» **Directions**: Report each line of the data that includes the word "inversa".

----------------------------------------

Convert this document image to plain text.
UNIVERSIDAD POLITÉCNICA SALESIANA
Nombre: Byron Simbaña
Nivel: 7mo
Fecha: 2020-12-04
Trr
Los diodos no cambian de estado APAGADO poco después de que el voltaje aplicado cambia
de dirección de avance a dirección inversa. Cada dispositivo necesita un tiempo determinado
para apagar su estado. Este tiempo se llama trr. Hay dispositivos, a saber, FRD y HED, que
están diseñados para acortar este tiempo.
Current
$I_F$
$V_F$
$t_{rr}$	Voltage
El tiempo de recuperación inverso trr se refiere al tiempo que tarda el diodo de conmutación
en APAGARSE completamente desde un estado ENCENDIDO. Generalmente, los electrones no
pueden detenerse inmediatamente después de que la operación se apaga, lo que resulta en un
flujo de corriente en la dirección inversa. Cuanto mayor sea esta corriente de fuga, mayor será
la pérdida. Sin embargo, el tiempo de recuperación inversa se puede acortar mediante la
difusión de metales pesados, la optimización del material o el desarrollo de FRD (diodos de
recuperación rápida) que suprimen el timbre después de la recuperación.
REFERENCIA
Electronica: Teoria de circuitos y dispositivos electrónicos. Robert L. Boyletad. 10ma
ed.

----------------------------------------

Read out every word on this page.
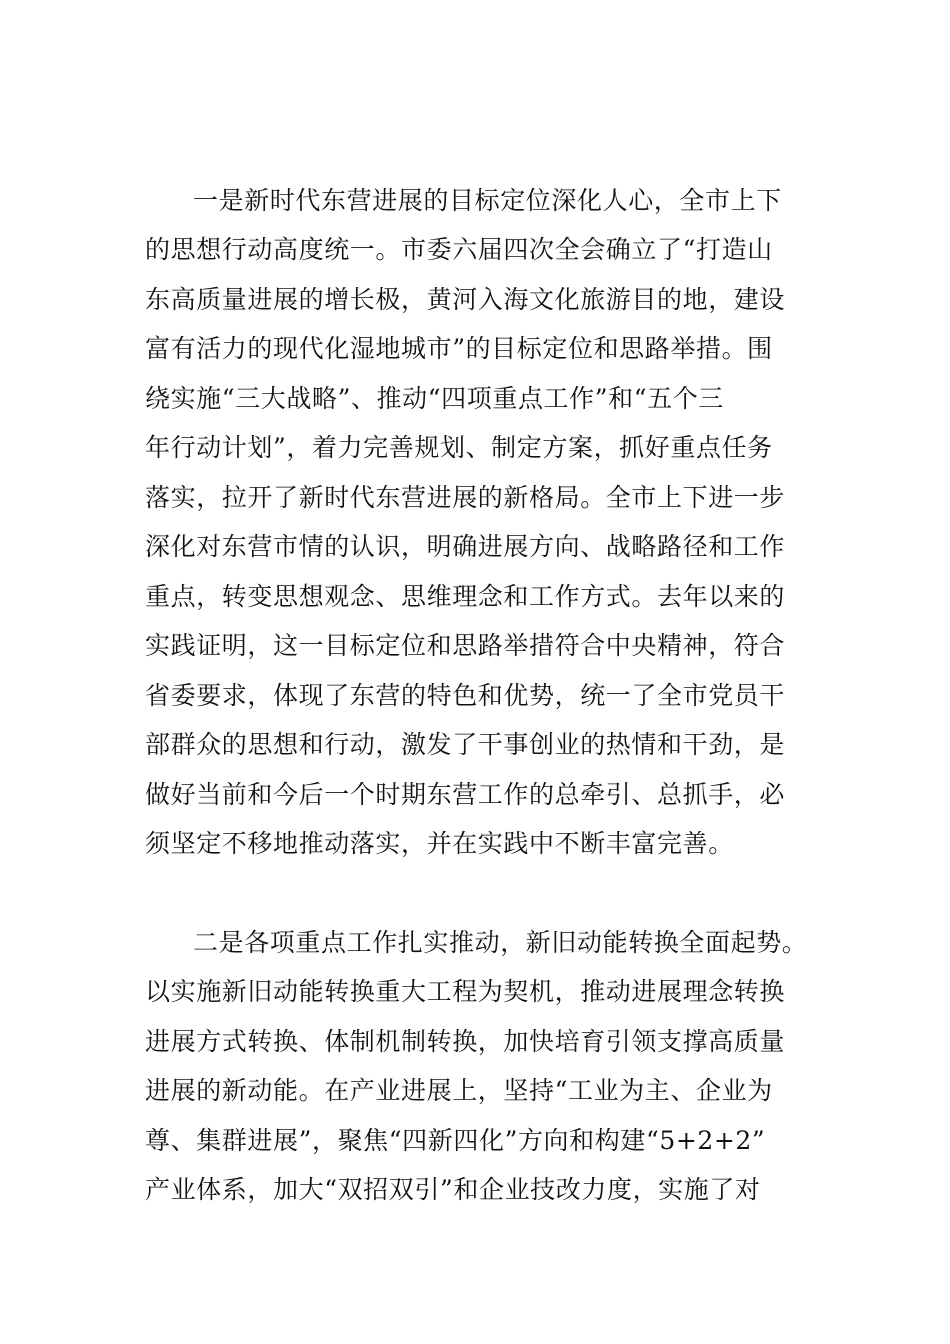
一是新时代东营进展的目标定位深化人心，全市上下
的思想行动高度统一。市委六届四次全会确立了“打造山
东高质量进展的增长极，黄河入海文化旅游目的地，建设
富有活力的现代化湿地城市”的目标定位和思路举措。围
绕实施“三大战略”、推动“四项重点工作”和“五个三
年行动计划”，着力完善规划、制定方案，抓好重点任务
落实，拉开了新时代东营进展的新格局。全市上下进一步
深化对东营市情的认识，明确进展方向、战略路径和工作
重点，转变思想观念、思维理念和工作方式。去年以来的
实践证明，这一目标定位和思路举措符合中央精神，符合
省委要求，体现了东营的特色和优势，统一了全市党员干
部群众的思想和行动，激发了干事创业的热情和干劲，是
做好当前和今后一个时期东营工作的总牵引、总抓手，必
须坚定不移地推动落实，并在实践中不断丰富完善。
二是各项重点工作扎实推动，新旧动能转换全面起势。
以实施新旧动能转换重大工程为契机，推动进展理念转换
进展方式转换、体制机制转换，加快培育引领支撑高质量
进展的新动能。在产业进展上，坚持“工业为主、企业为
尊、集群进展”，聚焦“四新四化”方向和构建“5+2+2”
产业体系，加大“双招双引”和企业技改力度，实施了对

----------------------------------------

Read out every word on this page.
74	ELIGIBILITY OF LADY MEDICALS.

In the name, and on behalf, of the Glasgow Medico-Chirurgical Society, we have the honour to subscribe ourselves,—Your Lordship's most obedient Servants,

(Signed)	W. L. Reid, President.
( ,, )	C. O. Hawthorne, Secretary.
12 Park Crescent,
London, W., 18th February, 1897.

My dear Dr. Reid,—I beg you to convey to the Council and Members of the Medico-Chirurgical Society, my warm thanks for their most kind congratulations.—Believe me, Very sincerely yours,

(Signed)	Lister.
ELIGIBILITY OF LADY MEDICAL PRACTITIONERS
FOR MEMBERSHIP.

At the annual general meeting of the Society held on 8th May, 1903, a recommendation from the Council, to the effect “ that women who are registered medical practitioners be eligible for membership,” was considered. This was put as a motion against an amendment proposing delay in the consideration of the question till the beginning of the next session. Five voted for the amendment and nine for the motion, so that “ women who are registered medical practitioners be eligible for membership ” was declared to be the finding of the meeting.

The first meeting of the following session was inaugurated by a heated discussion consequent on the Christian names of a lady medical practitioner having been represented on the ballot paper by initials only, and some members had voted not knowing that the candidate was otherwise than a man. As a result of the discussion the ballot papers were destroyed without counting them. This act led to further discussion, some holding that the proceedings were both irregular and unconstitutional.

----------------------------------------

» **Full answer**:
de dirección de avance a dirección inversa. Cada dispositivo necesita un tiempo determinado
flujo de corriente en la dirección inversa. Cuanto mayor sea esta corriente de fuga, mayor será
la pérdida. Sin embargo, el tiempo de recuperación inversa se puede acortar mediante la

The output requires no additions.